Problem requirements: Give a verbatim copy of the lines below, minus the pictures.

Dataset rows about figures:

____________________

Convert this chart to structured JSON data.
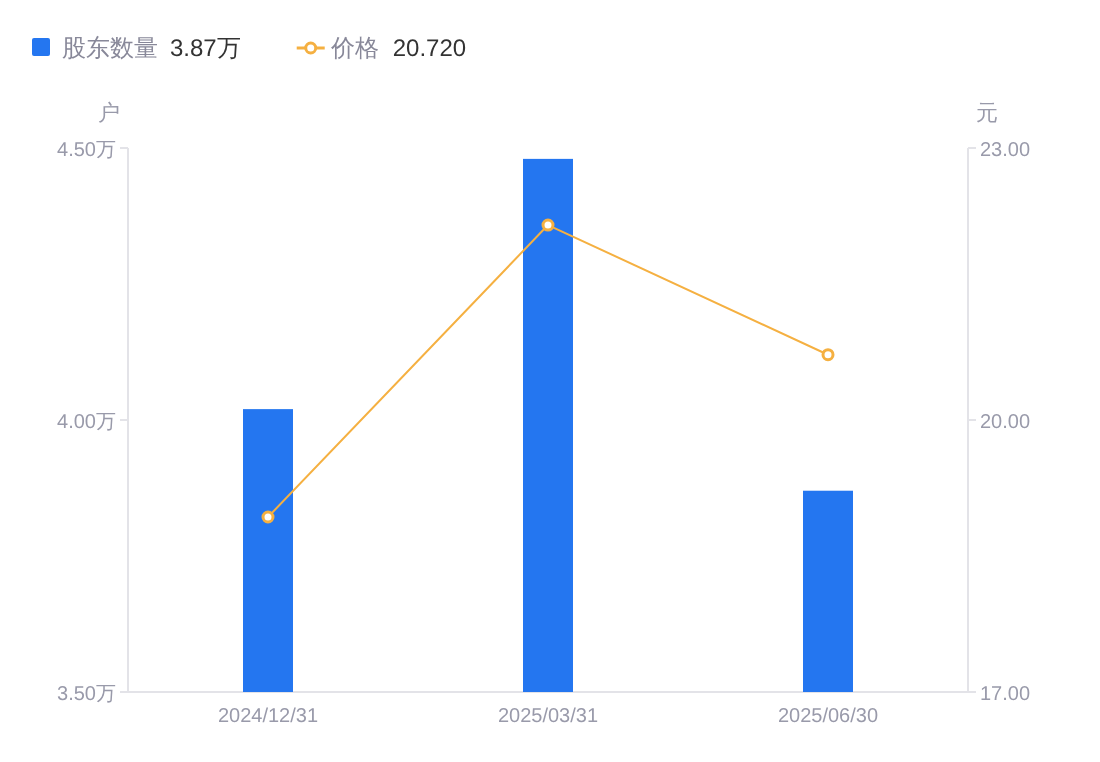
{
  "chart_data": {
    "type": "bar",
    "categories": [
      "2024/12/31",
      "2025/03/31",
      "2025/06/30"
    ],
    "series": [
      {
        "name": "股东数量",
        "color": "#2476f0",
        "values": [
          4.02,
          4.48,
          3.87
        ]
      },
      {
        "name": "价格",
        "type": "line",
        "axis": "y2",
        "color": "#f5b041",
        "marker": "circle",
        "values": [
          18.93,
          22.15,
          20.72
        ]
      }
    ],
    "ylabel": "户",
    "y2label": "元",
    "ylim": [
      3.5,
      4.5
    ],
    "yticks": [
      {
        "value": 3.5,
        "label": "3.50万"
      },
      {
        "value": 4.0,
        "label": "4.00万"
      },
      {
        "value": 4.5,
        "label": "4.50万"
      }
    ],
    "y2lim": [
      17,
      23
    ],
    "y2ticks": [
      {
        "value": 17,
        "label": "17.00"
      },
      {
        "value": 20,
        "label": "20.00"
      },
      {
        "value": 23,
        "label": "23.00"
      }
    ],
    "annotations": [
      "3.87万",
      "20.720"
    ],
    "legend": "top left",
    "grid": false
  }
}
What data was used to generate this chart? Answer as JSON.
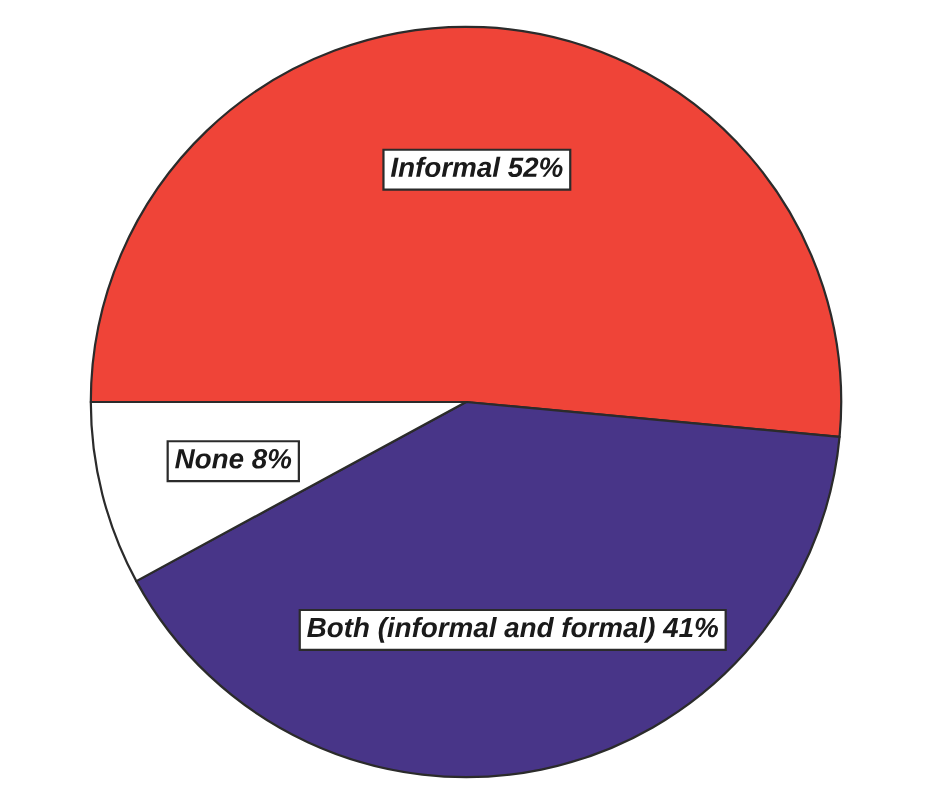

____________________

Correct output:
Convert this chart to structured JSON data.
{
  "chart_data": {
    "type": "bar",
    "categories": [
      "2024/12/31",
      "2025/03/31",
      "2025/06/30"
    ],
    "series": [
      {
        "name": "股东数量",
        "color": "#2476f0",
        "values": [
          4.02,
          4.48,
          3.87
        ]
      },
      {
        "name": "价格",
        "type": "line",
        "axis": "y2",
        "color": "#f5b041",
        "marker": "circle",
        "values": [
          18.93,
          22.15,
          20.72
        ]
      }
    ],
    "ylabel": "户",
    "y2label": "元",
    "ylim": [
      3.5,
      4.5
    ],
    "yticks": [
      {
        "value": 3.5,
        "label": "3.50万"
      },
      {
        "value": 4.0,
        "label": "4.00万"
      },
      {
        "value": 4.5,
        "label": "4.50万"
      }
    ],
    "y2lim": [
      17,
      23
    ],
    "y2ticks": [
      {
        "value": 17,
        "label": "17.00"
      },
      {
        "value": 20,
        "label": "20.00"
      },
      {
        "value": 23,
        "label": "23.00"
      }
    ],
    "annotations": [
      "3.87万",
      "20.720"
    ],
    "legend": "top left",
    "grid": false
  }
}
What data was used to generate this chart? Answer as JSON.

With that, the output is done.